> **Source data**
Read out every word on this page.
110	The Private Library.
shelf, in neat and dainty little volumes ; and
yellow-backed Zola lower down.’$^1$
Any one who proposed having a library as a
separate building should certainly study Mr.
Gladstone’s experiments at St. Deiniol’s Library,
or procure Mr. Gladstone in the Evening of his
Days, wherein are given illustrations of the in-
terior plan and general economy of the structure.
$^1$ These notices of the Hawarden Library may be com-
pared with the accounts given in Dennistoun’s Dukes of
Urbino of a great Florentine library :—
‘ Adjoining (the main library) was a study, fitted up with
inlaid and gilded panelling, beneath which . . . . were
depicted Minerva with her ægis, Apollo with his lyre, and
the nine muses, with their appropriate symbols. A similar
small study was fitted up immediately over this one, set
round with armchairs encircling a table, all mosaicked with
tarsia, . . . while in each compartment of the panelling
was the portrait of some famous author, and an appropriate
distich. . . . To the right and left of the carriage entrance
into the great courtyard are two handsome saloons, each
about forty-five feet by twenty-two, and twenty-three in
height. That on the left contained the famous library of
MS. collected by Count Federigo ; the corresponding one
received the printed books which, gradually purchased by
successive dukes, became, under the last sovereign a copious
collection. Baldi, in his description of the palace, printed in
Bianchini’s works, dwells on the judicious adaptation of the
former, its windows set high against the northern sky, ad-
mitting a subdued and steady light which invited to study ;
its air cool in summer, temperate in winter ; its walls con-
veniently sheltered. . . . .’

> **What needs to be done**
The records above are to be copied in full, exactly as written.

> **Answer below**
Read out every word on this page.
110	The Private Library.
shelf, in neat and dainty little volumes ; and
yellow-backed Zola lower down.’$^1$
Any one who proposed having a library as a
separate building should certainly study Mr.
Gladstone’s experiments at St. Deiniol’s Library,
or procure Mr. Gladstone in the Evening of his
Days, wherein are given illustrations of the in-
terior plan and general economy of the structure.
$^1$ These notices of the Hawarden Library may be com-
pared with the accounts given in Dennistoun’s Dukes of
Urbino of a great Florentine library :—
‘ Adjoining (the main library) was a study, fitted up with
inlaid and gilded panelling, beneath which . . . . were
depicted Minerva with her ægis, Apollo with his lyre, and
the nine muses, with their appropriate symbols. A similar
small study was fitted up immediately over this one, set
round with armchairs encircling a table, all mosaicked with
tarsia, . . . while in each compartment of the panelling
was the portrait of some famous author, and an appropriate
distich. . . . To the right and left of the carriage entrance
into the great courtyard are two handsome saloons, each
about forty-five feet by twenty-two, and twenty-three in
height. That on the left contained the famous library of
MS. collected by Count Federigo ; the corresponding one
received the printed books which, gradually purchased by
successive dukes, became, under the last sovereign a copious
collection. Baldi, in his description of the palace, printed in
Bianchini’s works, dwells on the judicious adaptation of the
former, its windows set high against the northern sky, ad-
mitting a subdued and steady light which invited to study ;
its air cool in summer, temperate in winter ; its walls con-
veniently sheltered. . . . .’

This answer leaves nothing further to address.